Ersetze bitte in den Einträgen vom Anfang bis einschließlich der Zeile mit „svg-text:7 x 4.0m: 7 x 4.0m [366,38,380,42]“ jedes „VOID“ durch „OPEN“. Gib diese Zeilen sonst unverändert wieder.

- Übungsmaterial -
━━━━━━

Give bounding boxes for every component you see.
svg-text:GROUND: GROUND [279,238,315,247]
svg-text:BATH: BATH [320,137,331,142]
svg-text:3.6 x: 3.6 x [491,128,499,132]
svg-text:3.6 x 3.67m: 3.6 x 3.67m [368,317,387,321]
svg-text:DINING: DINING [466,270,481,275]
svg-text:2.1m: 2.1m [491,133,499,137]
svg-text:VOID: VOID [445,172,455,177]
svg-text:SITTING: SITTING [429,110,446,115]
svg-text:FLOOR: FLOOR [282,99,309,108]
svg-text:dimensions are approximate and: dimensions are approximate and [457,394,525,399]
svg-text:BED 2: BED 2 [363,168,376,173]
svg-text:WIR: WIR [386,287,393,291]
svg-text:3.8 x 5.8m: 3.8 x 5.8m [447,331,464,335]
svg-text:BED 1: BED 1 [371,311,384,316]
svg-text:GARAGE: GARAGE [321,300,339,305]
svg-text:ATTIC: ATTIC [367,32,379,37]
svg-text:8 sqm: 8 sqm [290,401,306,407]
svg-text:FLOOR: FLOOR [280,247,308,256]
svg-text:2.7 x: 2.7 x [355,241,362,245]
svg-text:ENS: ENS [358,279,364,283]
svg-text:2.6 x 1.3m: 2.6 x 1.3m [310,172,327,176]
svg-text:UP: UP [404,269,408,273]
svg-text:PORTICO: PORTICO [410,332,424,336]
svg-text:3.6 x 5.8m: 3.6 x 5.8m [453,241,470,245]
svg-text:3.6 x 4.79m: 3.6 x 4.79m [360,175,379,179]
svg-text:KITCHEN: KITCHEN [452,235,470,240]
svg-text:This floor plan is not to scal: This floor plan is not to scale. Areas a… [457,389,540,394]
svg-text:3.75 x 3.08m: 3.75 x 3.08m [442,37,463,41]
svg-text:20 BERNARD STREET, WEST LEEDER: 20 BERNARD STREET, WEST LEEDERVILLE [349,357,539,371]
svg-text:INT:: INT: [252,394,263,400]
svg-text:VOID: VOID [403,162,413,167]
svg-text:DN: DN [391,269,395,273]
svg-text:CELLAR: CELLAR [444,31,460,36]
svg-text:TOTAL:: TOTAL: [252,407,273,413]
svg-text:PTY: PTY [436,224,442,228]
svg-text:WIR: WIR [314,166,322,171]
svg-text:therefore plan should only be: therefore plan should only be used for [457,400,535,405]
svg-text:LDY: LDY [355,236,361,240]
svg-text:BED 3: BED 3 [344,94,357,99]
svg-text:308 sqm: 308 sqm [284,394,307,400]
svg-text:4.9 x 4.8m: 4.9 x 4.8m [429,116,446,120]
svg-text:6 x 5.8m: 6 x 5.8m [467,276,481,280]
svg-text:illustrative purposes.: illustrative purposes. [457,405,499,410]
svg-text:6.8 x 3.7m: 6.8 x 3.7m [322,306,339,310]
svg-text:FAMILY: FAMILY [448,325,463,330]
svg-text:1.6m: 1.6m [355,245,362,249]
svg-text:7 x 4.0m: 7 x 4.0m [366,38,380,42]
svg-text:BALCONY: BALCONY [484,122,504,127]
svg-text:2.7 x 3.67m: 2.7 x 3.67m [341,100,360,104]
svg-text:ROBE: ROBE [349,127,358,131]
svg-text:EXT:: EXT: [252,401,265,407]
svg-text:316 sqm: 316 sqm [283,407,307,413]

━━━━━━

- Vollständige Ausgabe -
Give bounding boxes for every component you see.
svg-text:GROUND: GROUND [279,238,315,247]
svg-text:BATH: BATH [320,137,331,142]
svg-text:3.6 x: 3.6 x [491,128,499,132]
svg-text:3.6 x 3.67m: 3.6 x 3.67m [368,317,387,321]
svg-text:DINING: DINING [466,270,481,275]
svg-text:2.1m: 2.1m [491,133,499,137]
svg-text:OPEN: OPEN [445,172,455,177]
svg-text:SITTING: SITTING [429,110,446,115]
svg-text:FLOOR: FLOOR [282,99,309,108]
svg-text:dimensions are approximate and: dimensions are approximate and [457,394,525,399]
svg-text:BED 2: BED 2 [363,168,376,173]
svg-text:WIR: WIR [386,287,393,291]
svg-text:3.8 x 5.8m: 3.8 x 5.8m [447,331,464,335]
svg-text:BED 1: BED 1 [371,311,384,316]
svg-text:GARAGE: GARAGE [321,300,339,305]
svg-text:ATTIC: ATTIC [367,32,379,37]
svg-text:8 sqm: 8 sqm [290,401,306,407]
svg-text:FLOOR: FLOOR [280,247,308,256]
svg-text:2.7 x: 2.7 x [355,241,362,245]
svg-text:ENS: ENS [358,279,364,283]
svg-text:2.6 x 1.3m: 2.6 x 1.3m [310,172,327,176]
svg-text:UP: UP [404,269,408,273]
svg-text:PORTICO: PORTICO [410,332,424,336]
svg-text:3.6 x 5.8m: 3.6 x 5.8m [453,241,470,245]
svg-text:3.6 x 4.79m: 3.6 x 4.79m [360,175,379,179]
svg-text:KITCHEN: KITCHEN [452,235,470,240]
svg-text:This floor plan is not to scal: This floor plan is not to scale. Areas a… [457,389,540,394]
svg-text:3.75 x 3.08m: 3.75 x 3.08m [442,37,463,41]
svg-text:20 BERNARD STREET, WEST LEEDER: 20 BERNARD STREET, WEST LEEDERVILLE [349,357,539,371]
svg-text:INT:: INT: [252,394,263,400]
svg-text:OPEN: OPEN [403,162,413,167]
svg-text:DN: DN [391,269,395,273]
svg-text:CELLAR: CELLAR [444,31,460,36]
svg-text:TOTAL:: TOTAL: [252,407,273,413]
svg-text:PTY: PTY [436,224,442,228]
svg-text:WIR: WIR [314,166,322,171]
svg-text:therefore plan should only be: therefore plan should only be used for [457,400,535,405]
svg-text:LDY: LDY [355,236,361,240]
svg-text:BED 3: BED 3 [344,94,357,99]
svg-text:308 sqm: 308 sqm [284,394,307,400]
svg-text:4.9 x 4.8m: 4.9 x 4.8m [429,116,446,120]
svg-text:6 x 5.8m: 6 x 5.8m [467,276,481,280]
svg-text:illustrative purposes.: illustrative purposes. [457,405,499,410]
svg-text:6.8 x 3.7m: 6.8 x 3.7m [322,306,339,310]
svg-text:FAMILY: FAMILY [448,325,463,330]
svg-text:1.6m: 1.6m [355,245,362,249]
svg-text:7 x 4.0m: 7 x 4.0m [366,38,380,42]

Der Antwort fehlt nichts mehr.